## What the task asks
Report the count of lines where the string "Média" appears, and nothing else.
++++ Recorded data
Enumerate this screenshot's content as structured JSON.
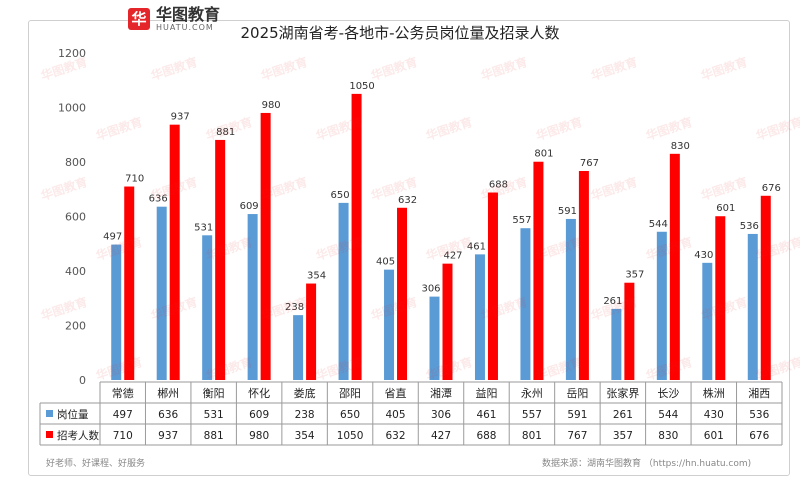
{
  "brand": {
    "mark": "华",
    "name_cn": "华图教育",
    "name_en": "HUATU.COM"
  },
  "watermark_text": "华图教育",
  "footer": {
    "left": "好老师、好课程、好服务",
    "right": "数据来源：湖南华图教育 （https://hn.huatu.com)"
  },
  "chart_data": {
    "type": "bar",
    "title": "2025湖南省考-各地市-公务员岗位量及招录人数",
    "categories": [
      "常德",
      "郴州",
      "衡阳",
      "怀化",
      "娄底",
      "邵阳",
      "省直",
      "湘潭",
      "益阳",
      "永州",
      "岳阳",
      "张家界",
      "长沙",
      "株洲",
      "湘西"
    ],
    "series": [
      {
        "name": "岗位量",
        "color": "#5b9bd5",
        "values": [
          497,
          636,
          531,
          609,
          238,
          650,
          405,
          306,
          461,
          557,
          591,
          261,
          544,
          430,
          536
        ]
      },
      {
        "name": "招考人数",
        "color": "#ff0000",
        "values": [
          710,
          937,
          881,
          980,
          354,
          1050,
          632,
          427,
          688,
          801,
          767,
          357,
          830,
          601,
          676
        ]
      }
    ],
    "ylim": [
      0,
      1200
    ],
    "yticks": [
      0,
      200,
      400,
      600,
      800,
      1000,
      1200
    ],
    "grid": false,
    "legend": "table-bottom"
  }
}
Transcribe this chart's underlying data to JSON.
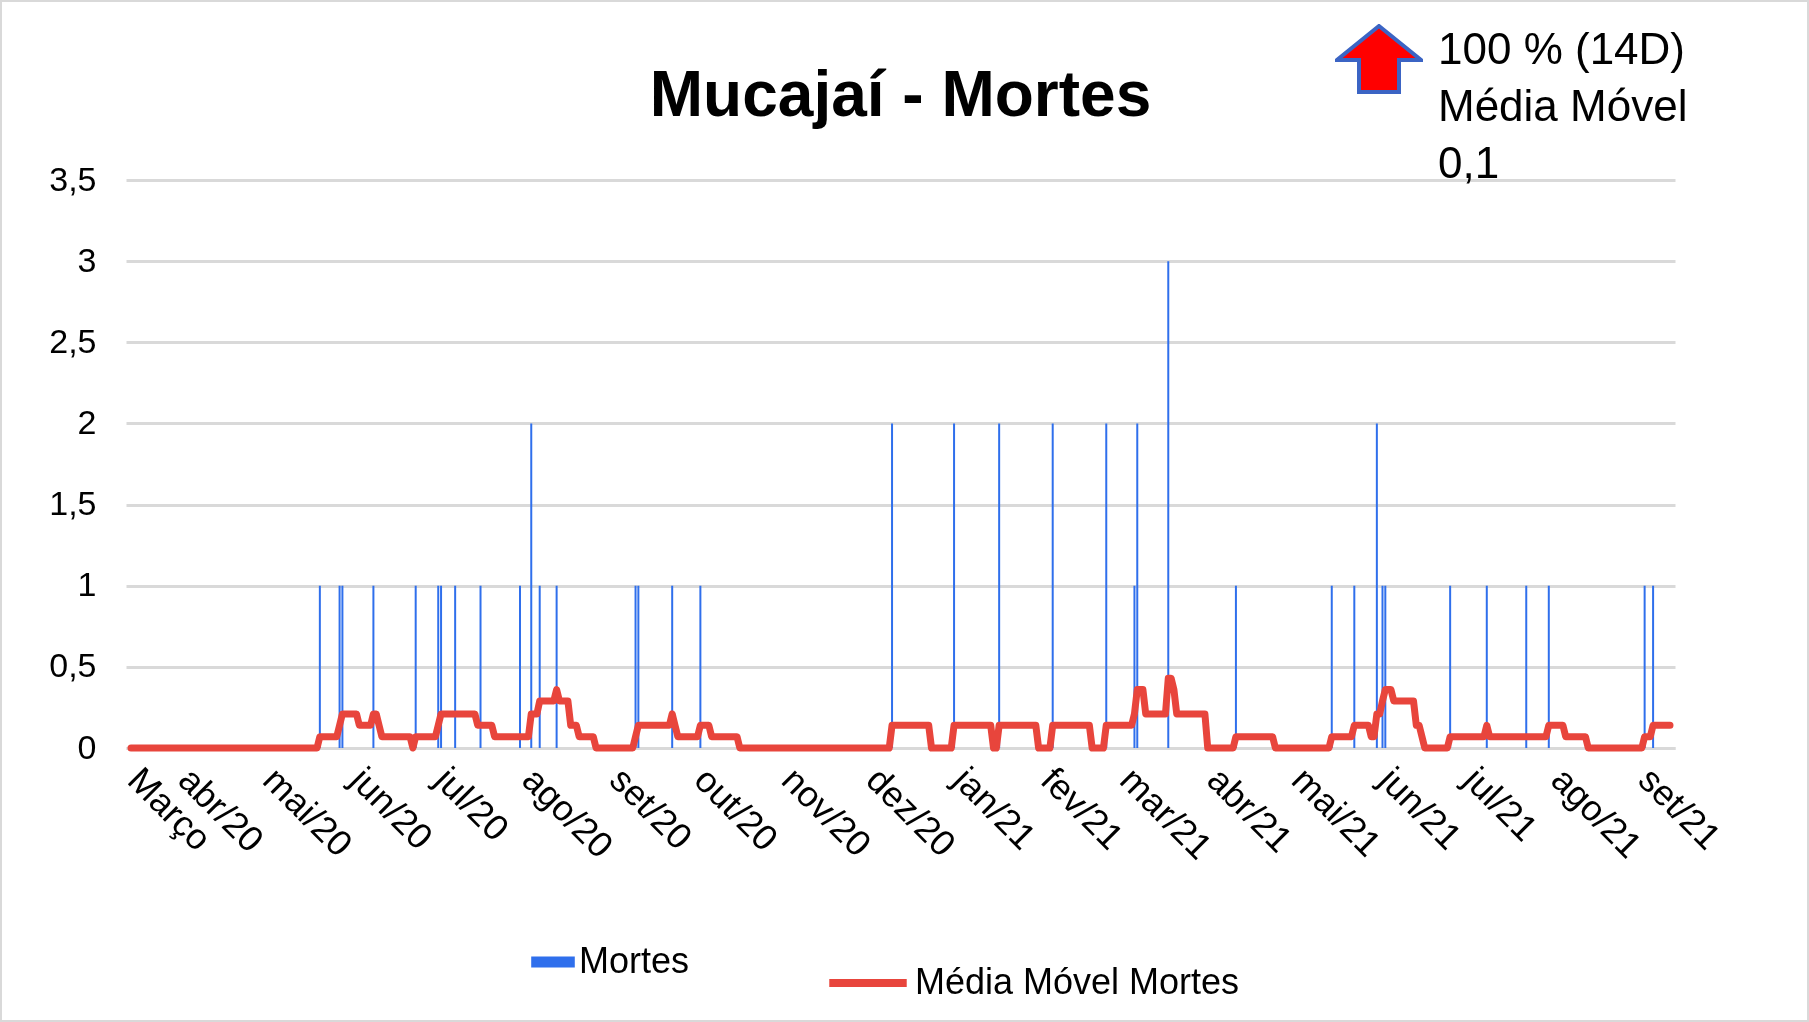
{
  "chart_data": {
    "type": "bar",
    "title": "Mucajaí - Mortes",
    "annotations": [
      "100 % (14D)",
      "Média Móvel",
      "0,1"
    ],
    "legend": "bottom",
    "grid": "y",
    "xlim": [
      "2020-03-14",
      "2021-09-11"
    ],
    "xticks": [
      {
        "value": "2020-03-14",
        "label": "Março"
      },
      {
        "value": "2020-04-01",
        "label": "abr/20"
      },
      {
        "value": "2020-05-01",
        "label": "mai/20"
      },
      {
        "value": "2020-06-01",
        "label": "jun/20"
      },
      {
        "value": "2020-07-01",
        "label": "jul/20"
      },
      {
        "value": "2020-08-01",
        "label": "ago/20"
      },
      {
        "value": "2020-09-01",
        "label": "set/20"
      },
      {
        "value": "2020-10-01",
        "label": "out/20"
      },
      {
        "value": "2020-11-01",
        "label": "nov/20"
      },
      {
        "value": "2020-12-01",
        "label": "dez/20"
      },
      {
        "value": "2021-01-01",
        "label": "jan/21"
      },
      {
        "value": "2021-02-01",
        "label": "fev/21"
      },
      {
        "value": "2021-03-01",
        "label": "mar/21"
      },
      {
        "value": "2021-04-01",
        "label": "abr/21"
      },
      {
        "value": "2021-05-01",
        "label": "mai/21"
      },
      {
        "value": "2021-06-01",
        "label": "jun/21"
      },
      {
        "value": "2021-07-01",
        "label": "jul/21"
      },
      {
        "value": "2021-08-01",
        "label": "ago/21"
      },
      {
        "value": "2021-09-01",
        "label": "set/21"
      }
    ],
    "ylim": [
      0,
      3.5
    ],
    "yticks": [
      0,
      {
        "value": 0.5,
        "label": "0,5"
      },
      1,
      {
        "value": 1.5,
        "label": "1,5"
      },
      2,
      {
        "value": 2.5,
        "label": "2,5"
      },
      3,
      {
        "value": 3.5,
        "label": "3,5"
      }
    ],
    "series": [
      {
        "name": "Mortes",
        "color": "#2f6fec",
        "x": [
          "2020-05-20",
          "2020-05-27",
          "2020-05-28",
          "2020-06-08",
          "2020-06-23",
          "2020-07-01",
          "2020-07-02",
          "2020-07-07",
          "2020-07-16",
          "2020-07-30",
          "2020-08-03",
          "2020-08-06",
          "2020-08-12",
          "2020-09-09",
          "2020-09-10",
          "2020-09-22",
          "2020-10-02",
          "2020-12-09",
          "2020-12-31",
          "2021-01-16",
          "2021-02-04",
          "2021-02-23",
          "2021-03-05",
          "2021-03-06",
          "2021-03-17",
          "2021-04-10",
          "2021-05-14",
          "2021-05-22",
          "2021-05-30",
          "2021-06-01",
          "2021-06-02",
          "2021-06-25",
          "2021-07-08",
          "2021-07-22",
          "2021-07-30",
          "2021-09-02",
          "2021-09-05"
        ],
        "values": [
          1,
          1,
          1,
          1,
          1,
          1,
          1,
          1,
          1,
          1,
          2,
          1,
          1,
          1,
          1,
          1,
          1,
          2,
          2,
          2,
          2,
          2,
          1,
          2,
          3,
          1,
          1,
          1,
          2,
          1,
          1,
          1,
          1,
          1,
          1,
          1,
          1
        ]
      },
      {
        "name": "Média Móvel Mortes",
        "type": "line",
        "color": "#e8453c",
        "x": [
          "2020-03-14",
          "2020-05-19",
          "2020-05-20",
          "2020-05-26",
          "2020-05-27",
          "2020-05-28",
          "2020-06-02",
          "2020-06-03",
          "2020-06-07",
          "2020-06-08",
          "2020-06-09",
          "2020-06-10",
          "2020-06-11",
          "2020-06-21",
          "2020-06-22",
          "2020-06-23",
          "2020-06-30",
          "2020-07-01",
          "2020-07-02",
          "2020-07-14",
          "2020-07-15",
          "2020-07-20",
          "2020-07-21",
          "2020-08-02",
          "2020-08-03",
          "2020-08-05",
          "2020-08-06",
          "2020-08-11",
          "2020-08-12",
          "2020-08-13",
          "2020-08-16",
          "2020-08-17",
          "2020-08-19",
          "2020-08-20",
          "2020-08-25",
          "2020-08-26",
          "2020-09-08",
          "2020-09-09",
          "2020-09-10",
          "2020-09-21",
          "2020-09-22",
          "2020-09-23",
          "2020-09-24",
          "2020-10-01",
          "2020-10-02",
          "2020-10-05",
          "2020-10-06",
          "2020-10-15",
          "2020-10-16",
          "2020-12-08",
          "2020-12-09",
          "2020-12-22",
          "2020-12-23",
          "2020-12-30",
          "2020-12-31",
          "2021-01-13",
          "2021-01-14",
          "2021-01-15",
          "2021-01-16",
          "2021-01-29",
          "2021-01-30",
          "2021-02-03",
          "2021-02-04",
          "2021-02-17",
          "2021-02-18",
          "2021-02-22",
          "2021-02-23",
          "2021-03-04",
          "2021-03-05",
          "2021-03-06",
          "2021-03-08",
          "2021-03-09",
          "2021-03-16",
          "2021-03-17",
          "2021-03-18",
          "2021-03-19",
          "2021-03-20",
          "2021-03-30",
          "2021-03-31",
          "2021-04-09",
          "2021-04-10",
          "2021-04-23",
          "2021-04-24",
          "2021-05-13",
          "2021-05-14",
          "2021-05-21",
          "2021-05-22",
          "2021-05-27",
          "2021-05-28",
          "2021-05-29",
          "2021-05-30",
          "2021-05-31",
          "2021-06-01",
          "2021-06-02",
          "2021-06-04",
          "2021-06-05",
          "2021-06-12",
          "2021-06-13",
          "2021-06-14",
          "2021-06-15",
          "2021-06-16",
          "2021-06-24",
          "2021-06-25",
          "2021-07-07",
          "2021-07-08",
          "2021-07-09",
          "2021-07-29",
          "2021-07-30",
          "2021-08-04",
          "2021-08-05",
          "2021-08-12",
          "2021-08-13",
          "2021-09-01",
          "2021-09-02",
          "2021-09-04",
          "2021-09-05",
          "2021-09-11"
        ],
        "values": [
          0,
          0,
          0.07,
          0.07,
          0.14,
          0.21,
          0.21,
          0.14,
          0.14,
          0.21,
          0.21,
          0.14,
          0.07,
          0.07,
          0,
          0.07,
          0.07,
          0.14,
          0.21,
          0.21,
          0.14,
          0.14,
          0.07,
          0.07,
          0.21,
          0.21,
          0.29,
          0.29,
          0.36,
          0.29,
          0.29,
          0.14,
          0.14,
          0.07,
          0.07,
          0,
          0,
          0.07,
          0.14,
          0.14,
          0.21,
          0.14,
          0.07,
          0.07,
          0.14,
          0.14,
          0.07,
          0.07,
          0,
          0,
          0.14,
          0.14,
          0,
          0,
          0.14,
          0.14,
          0,
          0,
          0.14,
          0.14,
          0,
          0,
          0.14,
          0.14,
          0,
          0,
          0.14,
          0.14,
          0.21,
          0.36,
          0.36,
          0.21,
          0.21,
          0.43,
          0.43,
          0.36,
          0.21,
          0.21,
          0,
          0,
          0.07,
          0.07,
          0,
          0,
          0.07,
          0.07,
          0.14,
          0.14,
          0.07,
          0.07,
          0.21,
          0.21,
          0.29,
          0.36,
          0.36,
          0.29,
          0.29,
          0.14,
          0.14,
          0.07,
          0,
          0,
          0.07,
          0.07,
          0.14,
          0.07,
          0.07,
          0.14,
          0.14,
          0.07,
          0.07,
          0,
          0,
          0.07,
          0.07,
          0.14,
          0.14
        ]
      }
    ]
  }
}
++++++++
## Worked answer
2